* _Request_
Answer with the number of lines in the listing below that contain the word "intercept", and nothing else.

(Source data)

----

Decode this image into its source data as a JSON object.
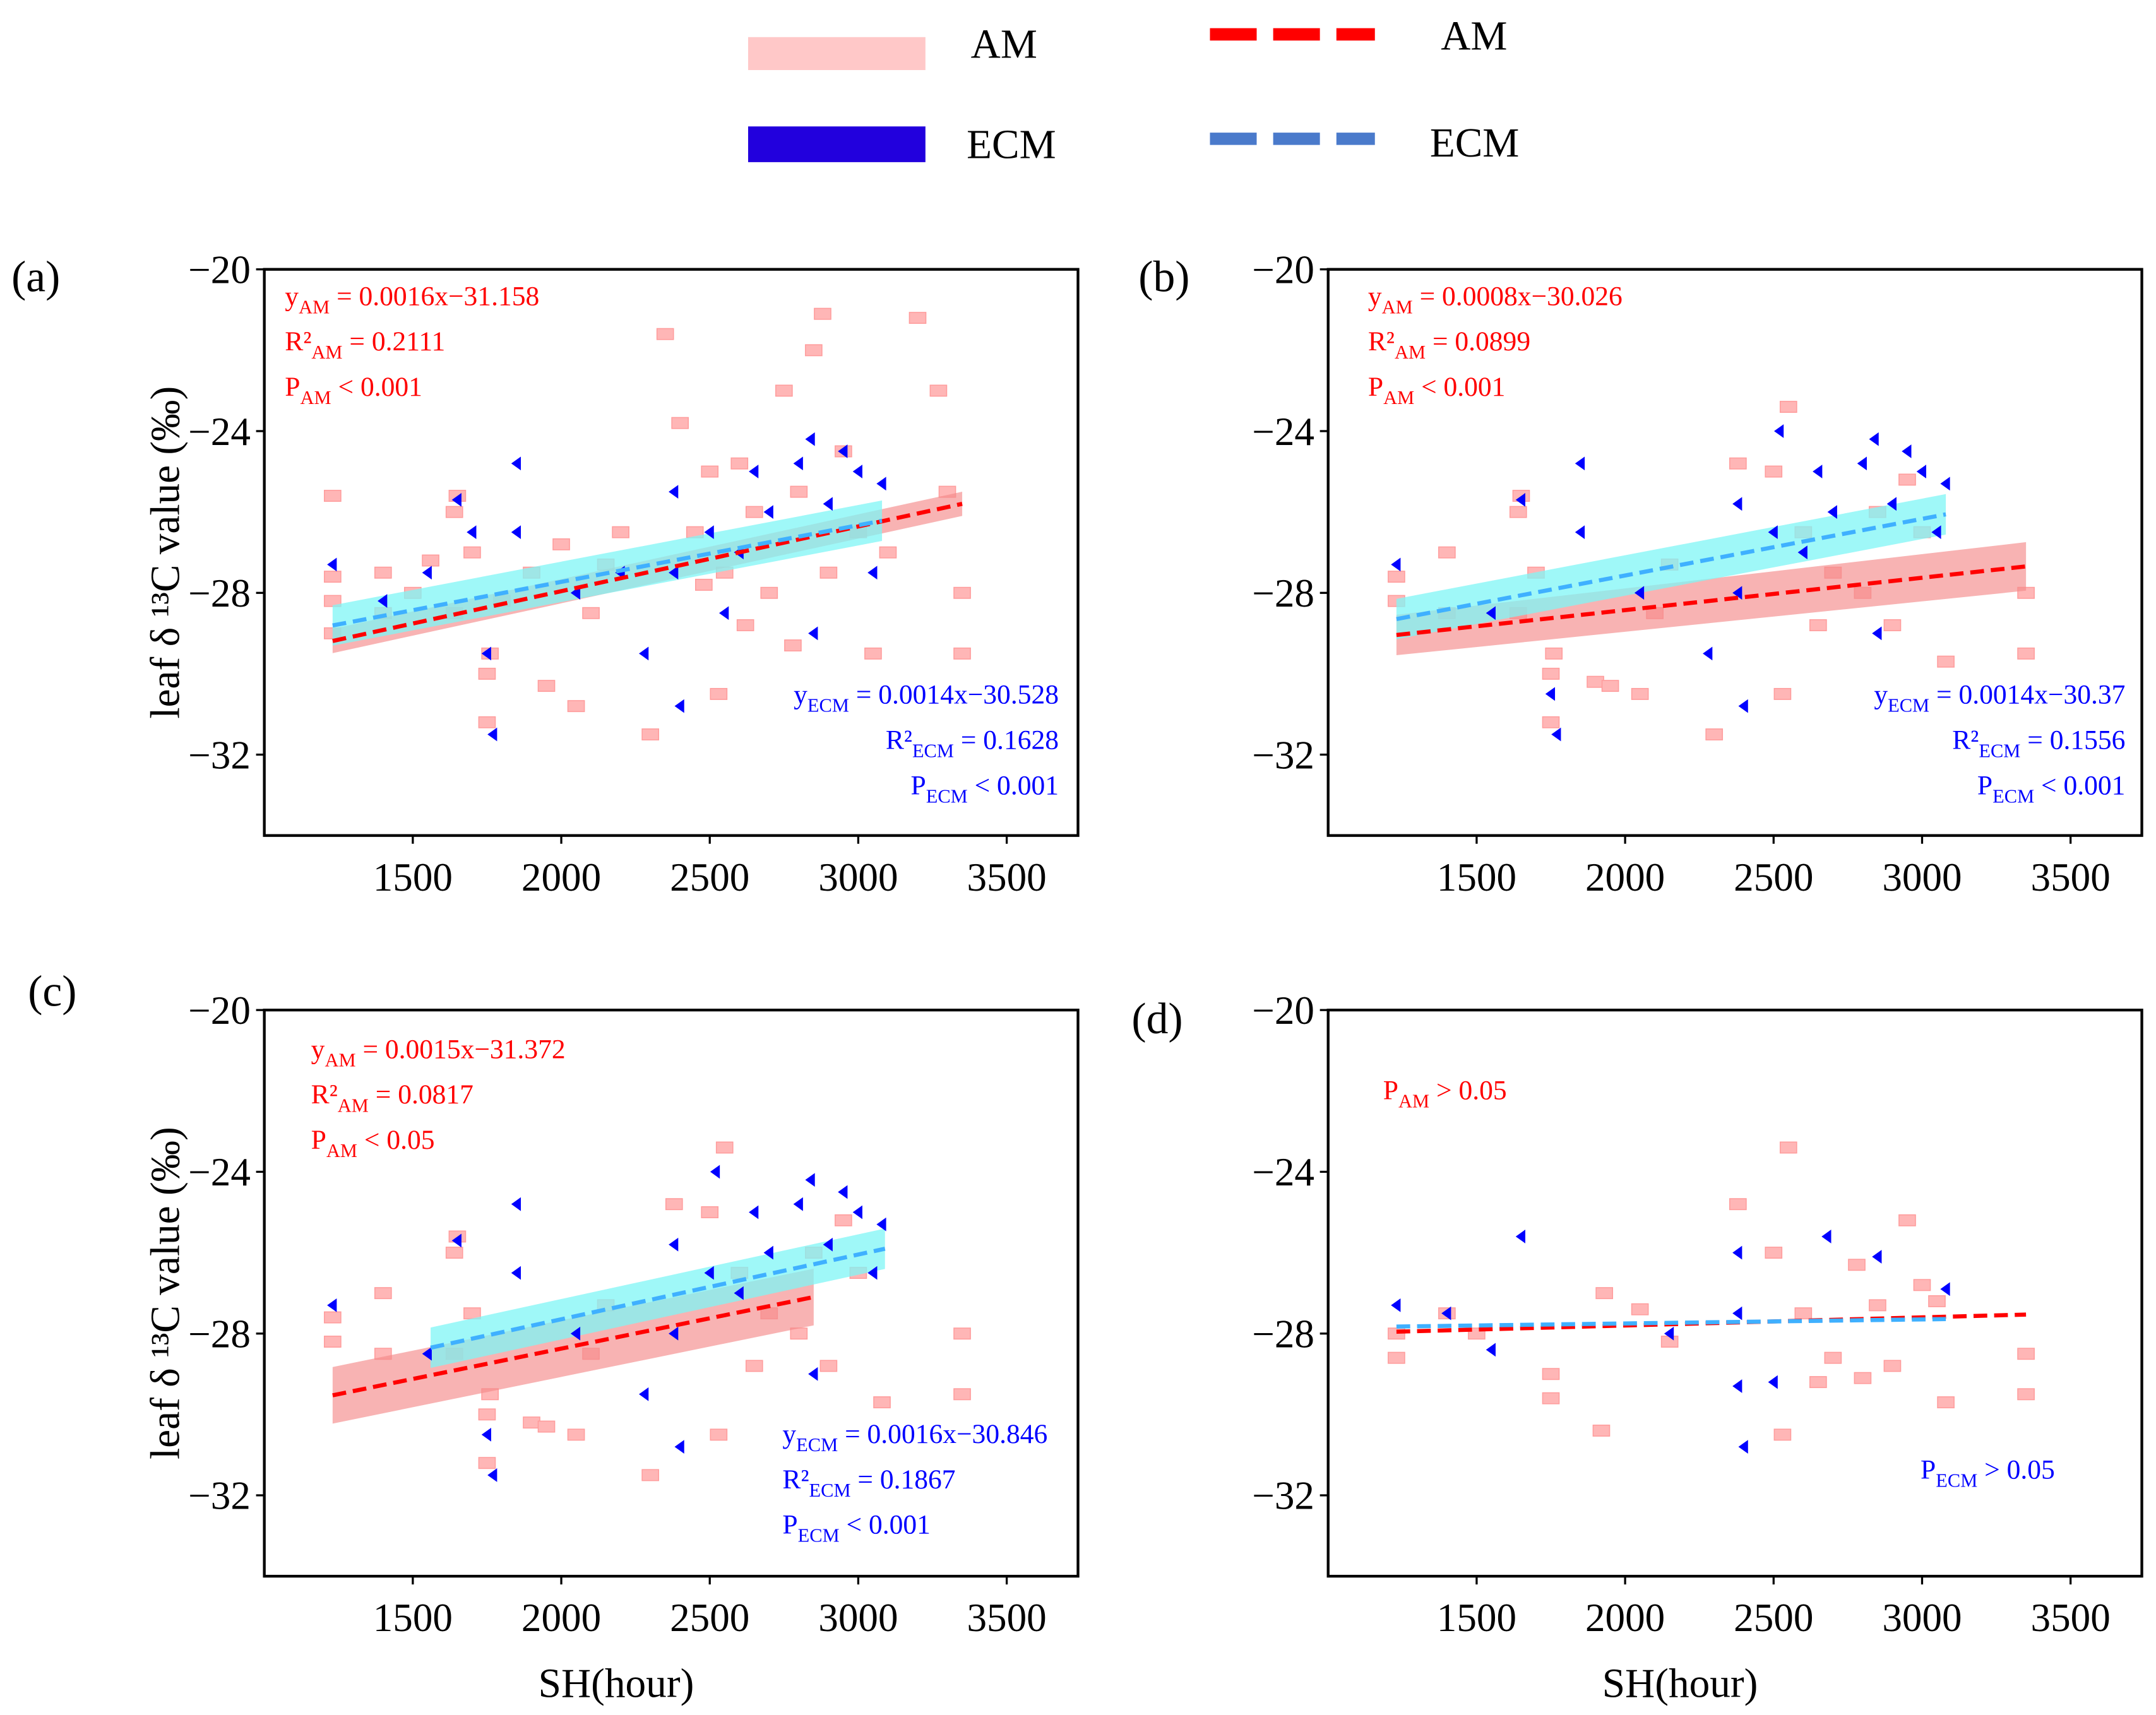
{
  "legend": {
    "band_am": "AM",
    "band_ecm": "ECM",
    "line_am": "AM",
    "line_ecm": "ECM"
  },
  "colors": {
    "am_points": "#ffb6b6",
    "am_band": "#f48a8a",
    "am_line": "#ff0000",
    "ecm_points": "#0000ff",
    "ecm_band": "#7ff6f6",
    "ecm_line": "#3fb0ff",
    "legend_ecm_patch": "#2200dd",
    "legend_ecm_dash": "#4a7acb",
    "am_text": "#ff0000",
    "ecm_text": "#0000ff"
  },
  "chart_data": [
    {
      "type": "scatter",
      "panel_label": "(a)",
      "xlabel": "",
      "ylabel": "leaf δ ¹³C value (‰)",
      "xlim": [
        1000,
        3740
      ],
      "ylim": [
        -34,
        -20
      ],
      "xticks": [
        "1500",
        "2000",
        "2500",
        "3000",
        "3500"
      ],
      "yticks": [
        "−20",
        "−24",
        "−28",
        "−32"
      ],
      "fits": [
        {
          "name": "AM",
          "slope": 0.0016,
          "intercept": -31.158,
          "x_range": [
            1230,
            3350
          ],
          "ci": [
            0.3,
            0.3
          ]
        },
        {
          "name": "ECM",
          "slope": 0.0014,
          "intercept": -30.528,
          "x_range": [
            1230,
            3080
          ],
          "ci": [
            0.5,
            0.5
          ]
        }
      ],
      "annotations_am": [
        {
          "main": "y",
          "sub": "AM",
          "rest": " = 0.0016x−31.158"
        },
        {
          "main": "R²",
          "sub": "AM",
          "rest": " = 0.2111"
        },
        {
          "main": "P",
          "sub": "AM",
          "rest": " < 0.001"
        }
      ],
      "annotations_ecm": [
        {
          "main": "y",
          "sub": "ECM",
          "rest": " = 0.0014x−30.528"
        },
        {
          "main": "R²",
          "sub": "ECM",
          "rest": " = 0.1628"
        },
        {
          "main": "P",
          "sub": "ECM",
          "rest": " < 0.001"
        }
      ],
      "ecm_align": "right",
      "set": "full"
    },
    {
      "type": "scatter",
      "panel_label": "(b)",
      "xlabel": "",
      "ylabel": "",
      "xlim": [
        1000,
        3740
      ],
      "ylim": [
        -34,
        -20
      ],
      "xticks": [
        "1500",
        "2000",
        "2500",
        "3000",
        "3500"
      ],
      "yticks": [
        "−20",
        "−24",
        "−28",
        "−32"
      ],
      "fits": [
        {
          "name": "AM",
          "slope": 0.0008,
          "intercept": -30.026,
          "x_range": [
            1230,
            3350
          ],
          "ci": [
            0.5,
            0.6
          ]
        },
        {
          "name": "ECM",
          "slope": 0.0014,
          "intercept": -30.37,
          "x_range": [
            1230,
            3080
          ],
          "ci": [
            0.5,
            0.5
          ]
        }
      ],
      "annotations_am": [
        {
          "main": "y",
          "sub": "AM",
          "rest": " = 0.0008x−30.026"
        },
        {
          "main": "R²",
          "sub": "AM",
          "rest": " = 0.0899"
        },
        {
          "main": "P",
          "sub": "AM",
          "rest": " < 0.001"
        }
      ],
      "annotations_ecm": [
        {
          "main": "y",
          "sub": "ECM",
          "rest": " = 0.0014x−30.37"
        },
        {
          "main": "R²",
          "sub": "ECM",
          "rest": " = 0.1556"
        },
        {
          "main": "P",
          "sub": "ECM",
          "rest": " < 0.001"
        }
      ],
      "ecm_align": "right",
      "set": "sparse"
    },
    {
      "type": "scatter",
      "panel_label": "(c)",
      "xlabel": "SH(hour)",
      "ylabel": "leaf δ ¹³C value (‰)",
      "xlim": [
        1000,
        3740
      ],
      "ylim": [
        -34,
        -20
      ],
      "xticks": [
        "1500",
        "2000",
        "2500",
        "3000",
        "3500"
      ],
      "yticks": [
        "−20",
        "−24",
        "−28",
        "−32"
      ],
      "fits": [
        {
          "name": "AM",
          "slope": 0.0015,
          "intercept": -31.372,
          "x_range": [
            1230,
            2850
          ],
          "ci": [
            0.7,
            0.7
          ]
        },
        {
          "name": "ECM",
          "slope": 0.0016,
          "intercept": -30.846,
          "x_range": [
            1560,
            3090
          ],
          "ci": [
            0.5,
            0.5
          ]
        }
      ],
      "annotations_am": [
        {
          "main": "y",
          "sub": "AM",
          "rest": " = 0.0015x−31.372"
        },
        {
          "main": "R²",
          "sub": "AM",
          "rest": " = 0.0817"
        },
        {
          "main": "P",
          "sub": "AM",
          "rest": " < 0.05"
        }
      ],
      "annotations_ecm": [
        {
          "main": "y",
          "sub": "ECM",
          "rest": " = 0.0016x−30.846"
        },
        {
          "main": "R²",
          "sub": "ECM",
          "rest": " = 0.1867"
        },
        {
          "main": "P",
          "sub": "ECM",
          "rest": " < 0.001"
        }
      ],
      "ecm_align": "left",
      "set": "sparse"
    },
    {
      "type": "scatter",
      "panel_label": "(d)",
      "xlabel": "SH(hour)",
      "ylabel": "",
      "xlim": [
        1000,
        3740
      ],
      "ylim": [
        -34,
        -20
      ],
      "xticks": [
        "1500",
        "2000",
        "2500",
        "3000",
        "3500"
      ],
      "yticks": [
        "−20",
        "−24",
        "−28",
        "−32"
      ],
      "fits": [
        {
          "name": "AM",
          "slope": 0.0002,
          "intercept": -28.2,
          "x_range": [
            1230,
            3350
          ],
          "ci": [
            0,
            0
          ]
        },
        {
          "name": "ECM",
          "slope": 0.0001,
          "intercept": -27.95,
          "x_range": [
            1230,
            3080
          ],
          "ci": [
            0,
            0
          ]
        }
      ],
      "annotations_am": [
        {
          "main": "P",
          "sub": "AM",
          "rest": " > 0.05"
        }
      ],
      "annotations_ecm": [
        {
          "main": "P",
          "sub": "ECM",
          "rest": " > 0.05"
        }
      ],
      "ecm_align": "left",
      "set": "d"
    }
  ],
  "points": {
    "full": {
      "AM": [
        [
          1230,
          -28.2
        ],
        [
          1230,
          -25.6
        ],
        [
          1230,
          -29.0
        ],
        [
          1230,
          -27.6
        ],
        [
          1400,
          -28.5
        ],
        [
          1400,
          -27.5
        ],
        [
          1500,
          -28.0
        ],
        [
          1560,
          -27.2
        ],
        [
          1640,
          -26.0
        ],
        [
          1640,
          -28.5
        ],
        [
          1650,
          -25.6
        ],
        [
          1700,
          -27.0
        ],
        [
          1750,
          -30.0
        ],
        [
          1750,
          -31.2
        ],
        [
          1760,
          -29.5
        ],
        [
          1800,
          -28.2
        ],
        [
          1900,
          -27.5
        ],
        [
          1950,
          -30.3
        ],
        [
          2000,
          -26.8
        ],
        [
          2050,
          -30.8
        ],
        [
          2100,
          -28.5
        ],
        [
          2150,
          -27.3
        ],
        [
          2200,
          -26.5
        ],
        [
          2300,
          -31.5
        ],
        [
          2350,
          -21.6
        ],
        [
          2400,
          -23.8
        ],
        [
          2450,
          -26.5
        ],
        [
          2480,
          -27.8
        ],
        [
          2500,
          -25.0
        ],
        [
          2530,
          -30.5
        ],
        [
          2550,
          -27.5
        ],
        [
          2600,
          -24.8
        ],
        [
          2620,
          -28.8
        ],
        [
          2650,
          -26.0
        ],
        [
          2700,
          -28.0
        ],
        [
          2750,
          -23.0
        ],
        [
          2780,
          -29.3
        ],
        [
          2800,
          -25.5
        ],
        [
          2850,
          -22.0
        ],
        [
          2880,
          -21.1
        ],
        [
          2900,
          -27.5
        ],
        [
          2950,
          -24.5
        ],
        [
          3000,
          -26.5
        ],
        [
          3050,
          -29.5
        ],
        [
          3100,
          -27.0
        ],
        [
          3200,
          -21.2
        ],
        [
          3270,
          -23.0
        ],
        [
          3300,
          -25.5
        ],
        [
          3350,
          -28.0
        ],
        [
          3350,
          -29.5
        ]
      ],
      "ECM": [
        [
          1230,
          -27.3
        ],
        [
          1400,
          -28.2
        ],
        [
          1550,
          -27.5
        ],
        [
          1650,
          -25.7
        ],
        [
          1700,
          -26.5
        ],
        [
          1750,
          -29.5
        ],
        [
          1770,
          -31.5
        ],
        [
          1850,
          -24.8
        ],
        [
          1850,
          -26.5
        ],
        [
          2050,
          -28.0
        ],
        [
          2200,
          -27.5
        ],
        [
          2280,
          -29.5
        ],
        [
          2380,
          -25.5
        ],
        [
          2380,
          -27.5
        ],
        [
          2400,
          -30.8
        ],
        [
          2500,
          -26.5
        ],
        [
          2550,
          -28.5
        ],
        [
          2600,
          -27.0
        ],
        [
          2650,
          -25.0
        ],
        [
          2700,
          -26.0
        ],
        [
          2800,
          -24.8
        ],
        [
          2840,
          -24.2
        ],
        [
          2850,
          -29.0
        ],
        [
          2900,
          -25.8
        ],
        [
          2950,
          -24.5
        ],
        [
          3000,
          -25.0
        ],
        [
          3050,
          -27.5
        ],
        [
          3080,
          -25.3
        ]
      ]
    },
    "sparse": {
      "AM": [
        [
          1230,
          -28.2
        ],
        [
          1230,
          -27.6
        ],
        [
          1400,
          -27.0
        ],
        [
          1400,
          -28.5
        ],
        [
          1640,
          -26.0
        ],
        [
          1640,
          -28.5
        ],
        [
          1650,
          -25.6
        ],
        [
          1700,
          -27.5
        ],
        [
          1750,
          -30.0
        ],
        [
          1750,
          -31.2
        ],
        [
          1760,
          -29.5
        ],
        [
          1900,
          -30.2
        ],
        [
          1950,
          -30.3
        ],
        [
          2050,
          -30.5
        ],
        [
          2100,
          -28.5
        ],
        [
          2150,
          -27.3
        ],
        [
          2300,
          -31.5
        ],
        [
          2380,
          -24.8
        ],
        [
          2500,
          -25.0
        ],
        [
          2530,
          -30.5
        ],
        [
          2550,
          -23.4
        ],
        [
          2600,
          -26.5
        ],
        [
          2650,
          -28.8
        ],
        [
          2700,
          -27.5
        ],
        [
          2800,
          -28.0
        ],
        [
          2850,
          -26.0
        ],
        [
          2900,
          -28.8
        ],
        [
          2950,
          -25.2
        ],
        [
          3000,
          -26.5
        ],
        [
          3080,
          -29.7
        ],
        [
          3350,
          -28.0
        ],
        [
          3350,
          -29.5
        ]
      ],
      "ECM": [
        [
          1230,
          -27.3
        ],
        [
          1550,
          -28.5
        ],
        [
          1650,
          -25.7
        ],
        [
          1750,
          -30.5
        ],
        [
          1770,
          -31.5
        ],
        [
          1850,
          -24.8
        ],
        [
          1850,
          -26.5
        ],
        [
          2050,
          -28.0
        ],
        [
          2280,
          -29.5
        ],
        [
          2380,
          -25.8
        ],
        [
          2380,
          -28.0
        ],
        [
          2400,
          -30.8
        ],
        [
          2500,
          -26.5
        ],
        [
          2520,
          -24.0
        ],
        [
          2600,
          -27.0
        ],
        [
          2650,
          -25.0
        ],
        [
          2700,
          -26.0
        ],
        [
          2800,
          -24.8
        ],
        [
          2840,
          -24.2
        ],
        [
          2850,
          -29.0
        ],
        [
          2900,
          -25.8
        ],
        [
          2950,
          -24.5
        ],
        [
          3000,
          -25.0
        ],
        [
          3050,
          -26.5
        ],
        [
          3080,
          -25.3
        ]
      ]
    },
    "d": {
      "AM": [
        [
          1230,
          -28.0
        ],
        [
          1230,
          -28.6
        ],
        [
          1400,
          -27.5
        ],
        [
          1500,
          -28.0
        ],
        [
          1750,
          -29.0
        ],
        [
          1750,
          -29.6
        ],
        [
          1920,
          -30.4
        ],
        [
          1930,
          -27.0
        ],
        [
          2050,
          -27.4
        ],
        [
          2150,
          -28.2
        ],
        [
          2380,
          -24.8
        ],
        [
          2500,
          -26.0
        ],
        [
          2530,
          -30.5
        ],
        [
          2550,
          -23.4
        ],
        [
          2600,
          -27.5
        ],
        [
          2650,
          -29.2
        ],
        [
          2700,
          -28.6
        ],
        [
          2780,
          -26.3
        ],
        [
          2800,
          -29.1
        ],
        [
          2850,
          -27.3
        ],
        [
          2900,
          -28.8
        ],
        [
          2950,
          -25.2
        ],
        [
          3000,
          -26.8
        ],
        [
          3050,
          -27.2
        ],
        [
          3080,
          -29.7
        ],
        [
          3350,
          -28.5
        ],
        [
          3350,
          -29.5
        ]
      ],
      "ECM": [
        [
          1230,
          -27.3
        ],
        [
          1400,
          -27.5
        ],
        [
          1550,
          -28.4
        ],
        [
          1650,
          -25.6
        ],
        [
          2150,
          -28.0
        ],
        [
          2380,
          -26.0
        ],
        [
          2380,
          -27.5
        ],
        [
          2380,
          -29.3
        ],
        [
          2400,
          -30.8
        ],
        [
          2500,
          -29.2
        ],
        [
          2680,
          -25.6
        ],
        [
          2850,
          -26.1
        ],
        [
          3080,
          -26.9
        ]
      ]
    }
  }
}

----

* _Solution for this task_
8